#### EXERCISE
Pictures aside, write out every record exactly as it appears.
▼
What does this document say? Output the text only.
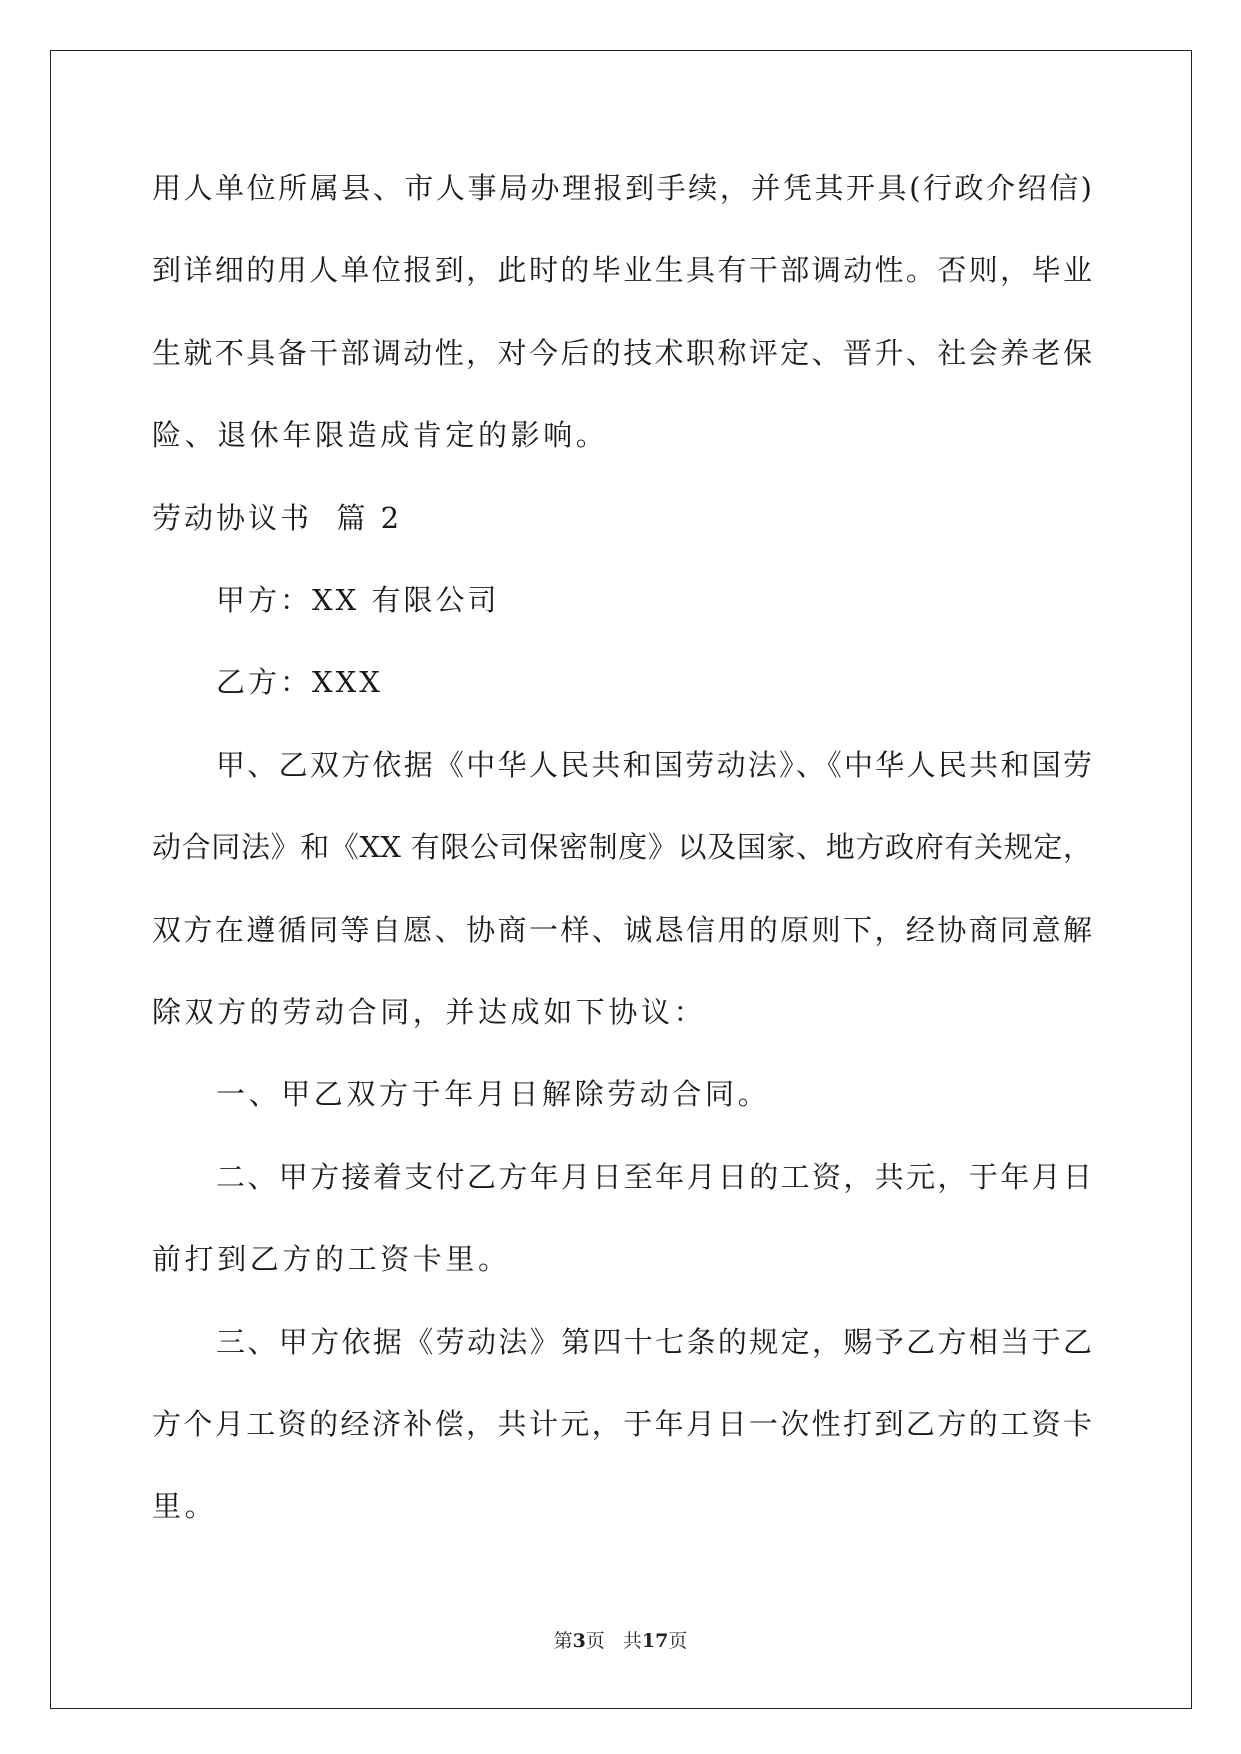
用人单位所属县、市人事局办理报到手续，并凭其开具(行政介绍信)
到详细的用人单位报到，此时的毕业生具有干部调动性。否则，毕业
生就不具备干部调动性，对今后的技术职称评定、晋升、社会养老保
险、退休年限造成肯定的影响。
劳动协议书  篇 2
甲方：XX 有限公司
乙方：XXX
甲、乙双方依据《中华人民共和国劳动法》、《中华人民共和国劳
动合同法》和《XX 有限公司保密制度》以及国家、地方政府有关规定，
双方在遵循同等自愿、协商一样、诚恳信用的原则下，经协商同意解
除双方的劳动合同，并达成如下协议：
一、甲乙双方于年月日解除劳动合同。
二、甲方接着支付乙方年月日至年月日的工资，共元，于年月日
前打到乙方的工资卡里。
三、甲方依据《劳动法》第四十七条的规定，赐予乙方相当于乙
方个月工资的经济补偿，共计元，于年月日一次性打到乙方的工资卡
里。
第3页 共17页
▲
#### FINISHED ANSWER
What does this document say? Output the text only.
用人单位所属县、市人事局办理报到手续，并凭其开具(行政介绍信)
到详细的用人单位报到，此时的毕业生具有干部调动性。否则，毕业
生就不具备干部调动性，对今后的技术职称评定、晋升、社会养老保
险、退休年限造成肯定的影响。
劳动协议书  篇 2
甲方：XX 有限公司
乙方：XXX
甲、乙双方依据《中华人民共和国劳动法》、《中华人民共和国劳
动合同法》和《XX 有限公司保密制度》以及国家、地方政府有关规定，
双方在遵循同等自愿、协商一样、诚恳信用的原则下，经协商同意解
除双方的劳动合同，并达成如下协议：
一、甲乙双方于年月日解除劳动合同。
二、甲方接着支付乙方年月日至年月日的工资，共元，于年月日
前打到乙方的工资卡里。
三、甲方依据《劳动法》第四十七条的规定，赐予乙方相当于乙
方个月工资的经济补偿，共计元，于年月日一次性打到乙方的工资卡
里。
第3页 共17页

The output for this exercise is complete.